| Problems and tasks |
**a)** In the discussion of first-half 2004 operating results, list every cost figure given on a per-Mcfe basis, along with the expense and period each one applies to.
**b)** Revise the discussion of first-half 2004 operating results from "Interest and other" through "2.7% in 2003.", changing "higher" to "greater".
**c)** Pick up the discussion of first-half 2004 operating results, continuing after its last sentence.

| Document extract |
☆ ☆ ☆ ☆
Gain on sale of properties for the first six months of 2004 totaled $7.4 million, relating to the sale of the Adams Baggett properties in west Texas for $15.2 million.

 

Lease operating expenses totaled $33.3 million or $0.58 per Mcfe for the first six months of 2004 compared to $24.6 million or $0.54 per Mcfe in the prior year period. The increase in operating expenses was primarily attributed to the 24% increase in oil and gas production. Production taxes totaled $21.8 million or $0.38 per Mcfe in the first six months of 2004 compared to $12.9 million in 2003 or $0.28 per Mcfe. The $8.9 million increase was a result of higher oil and gas prices and production.

 

F-28


General and administrative expenses for the first six months of 2004 totaled $11.2 million, an increase of $2.5 million or 29% over the same period in 2003. The increase was largely attributed to additional employees hired in conjunction with the recent acquisitions.

 

Interest and other expenses increased to $6.3 million in the first six months of 2004, an increase of 53% from the prior year period. Interest expense increased as a result of higher average debt balances in conjunction with the acquisitions made in 2003, somewhat offset by lower average interest rates. The Company’s average interest rate during the first six months of 2004 was 2.6% compared to 2.7% in 2003.
☆ ☆ ☆ ☆
| Dataset excerpts |
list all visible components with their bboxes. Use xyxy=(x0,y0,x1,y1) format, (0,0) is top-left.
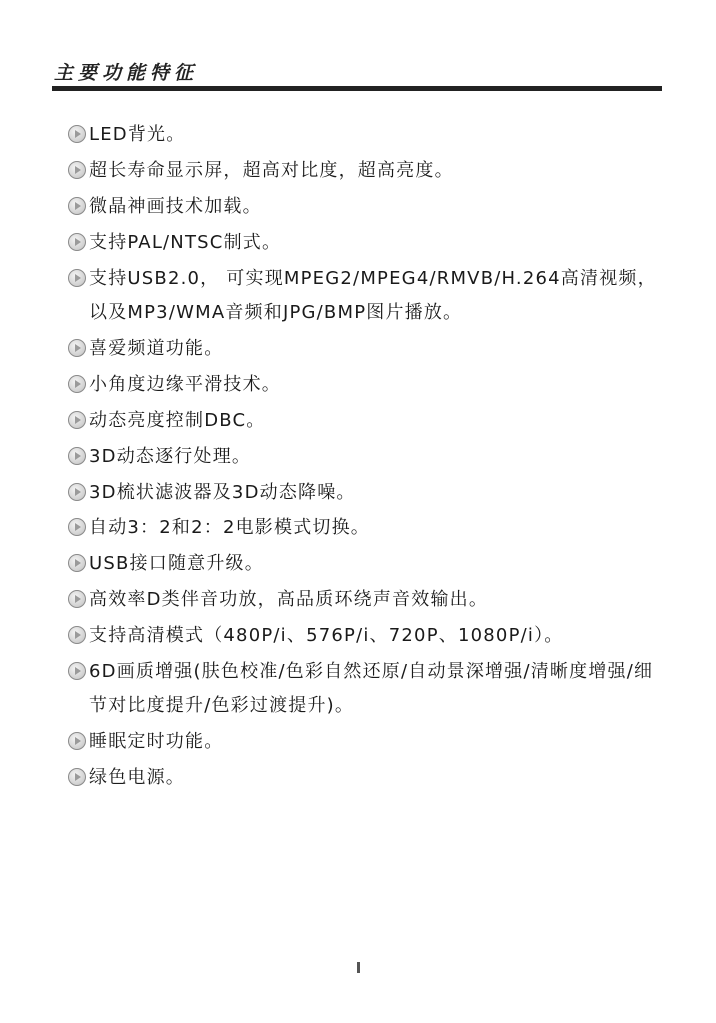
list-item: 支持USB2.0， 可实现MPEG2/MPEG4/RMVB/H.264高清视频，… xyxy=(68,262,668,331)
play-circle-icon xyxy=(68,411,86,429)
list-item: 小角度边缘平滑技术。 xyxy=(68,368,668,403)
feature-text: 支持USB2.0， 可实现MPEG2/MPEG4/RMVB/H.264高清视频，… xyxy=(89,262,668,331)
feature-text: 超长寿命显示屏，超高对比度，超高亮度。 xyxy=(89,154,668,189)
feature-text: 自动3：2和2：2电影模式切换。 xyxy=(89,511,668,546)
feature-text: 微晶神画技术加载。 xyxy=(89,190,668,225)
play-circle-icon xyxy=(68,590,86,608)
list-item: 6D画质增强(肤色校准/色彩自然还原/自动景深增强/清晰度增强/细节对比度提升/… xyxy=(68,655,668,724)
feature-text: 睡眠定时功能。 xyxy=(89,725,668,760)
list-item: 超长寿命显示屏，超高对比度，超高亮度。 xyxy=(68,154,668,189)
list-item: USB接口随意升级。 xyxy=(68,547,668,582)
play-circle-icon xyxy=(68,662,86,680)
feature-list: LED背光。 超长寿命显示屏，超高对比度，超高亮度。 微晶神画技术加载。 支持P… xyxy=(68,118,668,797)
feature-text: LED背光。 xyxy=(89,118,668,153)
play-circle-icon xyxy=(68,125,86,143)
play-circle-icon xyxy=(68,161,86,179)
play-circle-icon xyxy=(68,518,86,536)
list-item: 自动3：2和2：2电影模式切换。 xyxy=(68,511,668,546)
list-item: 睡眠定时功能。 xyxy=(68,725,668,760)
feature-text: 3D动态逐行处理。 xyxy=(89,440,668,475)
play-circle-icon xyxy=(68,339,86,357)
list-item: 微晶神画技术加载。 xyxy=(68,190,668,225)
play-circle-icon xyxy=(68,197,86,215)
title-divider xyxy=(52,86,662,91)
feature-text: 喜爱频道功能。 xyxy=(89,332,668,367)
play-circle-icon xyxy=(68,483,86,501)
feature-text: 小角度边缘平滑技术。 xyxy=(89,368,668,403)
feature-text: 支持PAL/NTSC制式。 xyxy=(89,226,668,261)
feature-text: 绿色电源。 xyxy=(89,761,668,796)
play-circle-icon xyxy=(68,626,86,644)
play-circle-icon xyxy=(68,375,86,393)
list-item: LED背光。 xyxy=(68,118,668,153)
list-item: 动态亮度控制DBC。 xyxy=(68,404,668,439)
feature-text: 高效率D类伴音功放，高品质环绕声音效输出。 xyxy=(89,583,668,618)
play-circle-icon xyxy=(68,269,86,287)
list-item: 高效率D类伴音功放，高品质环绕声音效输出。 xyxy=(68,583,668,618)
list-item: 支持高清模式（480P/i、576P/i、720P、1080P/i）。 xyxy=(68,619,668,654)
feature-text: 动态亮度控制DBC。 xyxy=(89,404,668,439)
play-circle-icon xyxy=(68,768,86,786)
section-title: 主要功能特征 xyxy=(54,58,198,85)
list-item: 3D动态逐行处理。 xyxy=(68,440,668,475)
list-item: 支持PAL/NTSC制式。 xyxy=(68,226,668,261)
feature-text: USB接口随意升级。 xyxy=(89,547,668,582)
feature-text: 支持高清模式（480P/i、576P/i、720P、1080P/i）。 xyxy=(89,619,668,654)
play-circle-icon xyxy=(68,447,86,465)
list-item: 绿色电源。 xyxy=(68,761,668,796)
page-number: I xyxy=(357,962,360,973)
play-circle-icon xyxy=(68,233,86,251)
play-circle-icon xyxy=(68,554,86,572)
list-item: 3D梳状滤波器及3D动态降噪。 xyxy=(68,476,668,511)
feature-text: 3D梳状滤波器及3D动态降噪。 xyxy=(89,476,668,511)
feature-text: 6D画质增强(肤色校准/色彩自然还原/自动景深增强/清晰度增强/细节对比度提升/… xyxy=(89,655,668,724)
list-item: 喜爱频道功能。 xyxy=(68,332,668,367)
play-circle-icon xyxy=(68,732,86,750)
☆ ☆ ☆ ☆
| Results in order |
**a)**
- $0.58 per Mcfe: lease operating expenses, first six months of 2004
- $0.54 per Mcfe: lease operating expenses, prior year period
- $0.38 per Mcfe: production taxes, first six months of 2004
- $0.28 per Mcfe: production taxes, 2003

**b)**
Interest and other expenses increased to $6.3 million in the first six months of 2004, an increase of 53% from the prior year period. Interest expense increased as a result of greater average debt balances in conjunction with the acquisitions made in 2003, somewhat offset by lower average interest rates. The Company’s average interest rate during the first six months of 2004 was 2.6% compared to 2.7% in 2003.

**c)**
Deferred compensation adjustment totaled $13.5 million in the first six months of 2004, an increase of $3.5 million from the prior year period. The increase relates to the increase in value of the Company’s common shares and other investments held in a deferred compensation plan over 2003. The Company’s common stock price appreciated by 22% or $5.37 per share in the first six months of 2004 versus an increase of 27% or $3.42 per share during the first six months of 2003.

 

Depletion, depreciation and amortization expense for the first six months of 2004 totaled $59.5 million, an increase of $15.2 million or 34% from 2003. Depletion expense totaled $57.4 million or $1.00 per Mcfe for the first six months of 2004 compared to $42.5 million or $0.93 per Mcfe for 2003. The increase in depletion expense resulted from the 24% increase in oil and gas production in the first six months of 2004 and higher depletion rates based on the year-end 2003 reserve report and the acquisitions made during that period. Depreciation and amortization expense for the six months ended June 30, 2004 totaled $1.4 million or $0.02 per Mcfe compared to $1.2 million or $0.03 per Mcfe in the first six months of 2003. Accretion expense related to future asset retirement obligations (SFAS No. 143) totaled $730,000 in the first six months of 2004 compared to $628,000 in the first six months of 2003.

 

Provision for income taxes for the first six months of 2004 totaled $45.7 million, an increase of $16.9 million from the same period in 2003. The increase was due to higher pretax earnings. A 38% tax provision was recorded for the first six months of 2003 and 2004.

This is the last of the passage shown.